# PAGE EXCERPT:
* * *
A great deal of this credit, of course, goes to Chris Evans, the actor who portrays the chronologically challenged supersoldier on the big screen – and it’s Evans who now finds himself in the spotlight, following yesterday’s bombshell revelation regarding his patriotic alter-ego.

For all those who didn’t hear the Earth-shattering news: Steve Rogers, who was injected with a supersoldier serum during WWII to fight for truth, justice, and the American way against Hitler’s Nazi Party and the Red Skull’s Hydra, was revealed to actually be a top-secret, deep-cover Hydra agent all this time. It took Evans several hours to respond to the controversy, doing so in a short-but-simple (and decidedly funny) tweet:

Hydra?!?!? #sayitaintso— Chris Evans (@ChrisEvans) May 26, 2016

Which was, in turn, followed up by an even more appropriate response:

@ChrisEvans pic.twitter.com/yHYFDurMSE— gel (@marvehIs) May 26, 2016

The social media comments are funny and light-hearted, but they are just the tip of an iceberg that could ram into the good ship MCU and genuinely cause some serious ramifications in the coming years. It’s no secret that Marvel Studios boss Kevin Feige constantly looks to the comics to inspire the various films’ premises and major narrative beats (as well as a whole litany of Easter eggs, but of course). Seeing as how the Winter Soldier saga formed so much of the second Captain America film and the Civil War miniseries, the third Cap adventure, it’s doubtless that the filmmaking side of Marvel will be paying close attention to what is currently transpiring over at the publishing side (especially if Evans eventually opts to let his contract expire upon the completion of The Avengers: Infinity War, like he’s been talking of doing off and on over the past few years).
* * *
# WHAT YOU NEED TO DO:
A – Please rewrite the paragraph of the Captain America excerpt that begins "The social media comments are funny" in a shorter form, keeping its main facts.
B – In the Captain America excerpt, what was Steve Rogers revealed to be?
C – Carry on the Captain America excerpt from its final sentence.
* * *
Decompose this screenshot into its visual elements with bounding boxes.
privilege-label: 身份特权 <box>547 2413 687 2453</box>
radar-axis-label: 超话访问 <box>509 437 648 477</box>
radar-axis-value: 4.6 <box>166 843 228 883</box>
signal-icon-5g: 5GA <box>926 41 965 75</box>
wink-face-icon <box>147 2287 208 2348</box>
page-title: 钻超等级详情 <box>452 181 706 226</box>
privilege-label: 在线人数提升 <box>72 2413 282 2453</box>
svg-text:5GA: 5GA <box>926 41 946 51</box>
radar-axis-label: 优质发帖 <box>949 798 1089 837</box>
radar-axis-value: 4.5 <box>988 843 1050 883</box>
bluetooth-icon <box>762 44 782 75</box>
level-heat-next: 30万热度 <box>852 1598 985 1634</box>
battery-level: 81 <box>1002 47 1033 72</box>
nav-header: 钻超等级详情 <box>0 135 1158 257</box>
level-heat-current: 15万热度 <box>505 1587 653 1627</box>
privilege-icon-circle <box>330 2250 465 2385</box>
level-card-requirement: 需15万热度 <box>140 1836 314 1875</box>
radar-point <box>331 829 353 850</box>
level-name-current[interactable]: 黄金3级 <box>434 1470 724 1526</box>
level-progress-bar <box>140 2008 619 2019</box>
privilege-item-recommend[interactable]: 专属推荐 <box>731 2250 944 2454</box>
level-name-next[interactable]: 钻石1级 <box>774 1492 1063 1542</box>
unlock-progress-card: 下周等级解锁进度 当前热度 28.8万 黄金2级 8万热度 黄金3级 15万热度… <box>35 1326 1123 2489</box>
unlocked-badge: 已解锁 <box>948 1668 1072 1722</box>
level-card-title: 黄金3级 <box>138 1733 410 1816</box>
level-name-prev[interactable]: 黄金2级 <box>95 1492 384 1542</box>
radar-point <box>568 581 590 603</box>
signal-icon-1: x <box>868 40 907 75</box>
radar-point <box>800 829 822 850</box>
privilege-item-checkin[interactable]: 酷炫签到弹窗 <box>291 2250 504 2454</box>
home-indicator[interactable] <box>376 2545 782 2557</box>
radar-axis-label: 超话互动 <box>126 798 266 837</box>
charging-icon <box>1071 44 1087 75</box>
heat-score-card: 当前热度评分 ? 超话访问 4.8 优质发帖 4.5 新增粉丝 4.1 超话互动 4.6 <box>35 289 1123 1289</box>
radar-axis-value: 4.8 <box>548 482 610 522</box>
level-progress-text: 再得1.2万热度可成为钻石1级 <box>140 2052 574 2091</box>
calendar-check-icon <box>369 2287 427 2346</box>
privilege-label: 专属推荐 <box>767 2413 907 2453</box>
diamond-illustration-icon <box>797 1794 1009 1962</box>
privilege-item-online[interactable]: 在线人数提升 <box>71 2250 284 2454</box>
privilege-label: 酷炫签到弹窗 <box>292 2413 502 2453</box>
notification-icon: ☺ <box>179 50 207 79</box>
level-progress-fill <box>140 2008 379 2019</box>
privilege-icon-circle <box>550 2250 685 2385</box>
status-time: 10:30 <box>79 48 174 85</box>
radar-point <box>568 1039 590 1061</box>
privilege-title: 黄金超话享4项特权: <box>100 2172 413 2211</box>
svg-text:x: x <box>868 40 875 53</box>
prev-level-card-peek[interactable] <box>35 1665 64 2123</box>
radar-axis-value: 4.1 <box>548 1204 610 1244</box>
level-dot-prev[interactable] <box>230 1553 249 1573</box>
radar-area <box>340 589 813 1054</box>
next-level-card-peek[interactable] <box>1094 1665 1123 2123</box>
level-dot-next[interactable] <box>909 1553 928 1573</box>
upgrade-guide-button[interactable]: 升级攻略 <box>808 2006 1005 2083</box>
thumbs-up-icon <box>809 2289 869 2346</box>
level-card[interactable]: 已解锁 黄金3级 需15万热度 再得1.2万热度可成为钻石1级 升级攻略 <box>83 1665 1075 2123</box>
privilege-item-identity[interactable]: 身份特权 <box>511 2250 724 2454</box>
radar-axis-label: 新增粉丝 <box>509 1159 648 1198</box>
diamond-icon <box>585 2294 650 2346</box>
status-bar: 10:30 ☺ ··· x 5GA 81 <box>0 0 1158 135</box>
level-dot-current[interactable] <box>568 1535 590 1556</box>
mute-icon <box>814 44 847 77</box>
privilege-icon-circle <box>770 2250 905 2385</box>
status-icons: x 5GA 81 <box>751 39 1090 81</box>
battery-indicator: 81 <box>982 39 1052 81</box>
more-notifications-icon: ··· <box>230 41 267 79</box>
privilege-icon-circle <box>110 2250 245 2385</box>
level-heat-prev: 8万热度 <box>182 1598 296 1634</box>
* * *
# PER-TASK OUTPUTS:
A – The social media jokes may foreshadow serious consequences for the MCU in the coming years. Marvel Studios boss Kevin Feige routinely draws on the comics for the films' premises, major story beats, and Easter eggs. The Winter Soldier saga shaped the second Captain America film, and the Civil War miniseries shaped the third. Marvel's filmmakers will therefore likely watch the publishing side closely, especially if Evans lets his contract expire after The Avengers: Infinity War, as he has talked of doing off and on for years.

B – A top-secret, deep-cover Hydra agent.

C –
Then again, given that Marvel Comics and Marvel Studios have a back-and-forth relationship – let’s not forget that the current comic book lineup bears more than a passing resemblance to the MCU’s roster from both the big and small screens – it very well could be that New York is simply responding to what Burbank did to the venerable organization of SHIELD in 2014’s Captain America: The Winter Soldier – namely, decimating it and revealing that it’s secretly been home to Hydra over the past 70 years. What should be notable here is just how long both entities manage to maintain the new narrative status quo: SHIELD’s death has already gone on to inform the events of both The Avengers: Age of Ultron and Captain America: Civil War, and looks to continue to play a role heading into Infinity War two years from now. Marvel Comics has a less than stellar track record in sticking with these sudden, dramatic turn of events (Spider-Man’s Clone Saga, anyone?), with most guessing that Rogers’s Hydra reveal will be retconned out of existence within the next few years, at most.

Then again, this is the All-New, All-Different Marvel, one that not only has a new roster of characters, but that looks to have as much synchronicity amongst all of its various corporate entities as is humanly possible. If this new publishing initiative has already killed off Wolverine and replaced him, the Hulk, and, of course, Captain America with new iterations – and kept everything that way – then there’s at least some reason to believe that Marvel will stick with this new direction come hell or high water… and see where the various multimedia winds will take them.

All New, All Different Captain America: Steve Rogers #1 is now available. Issue #2 hits stores June 29, 2016. Marvel’s Civil War II event kicks off in June 2016 and is scheduled to run through eight issues of a limited series (with spinoffs and tie-ins) in 12 books.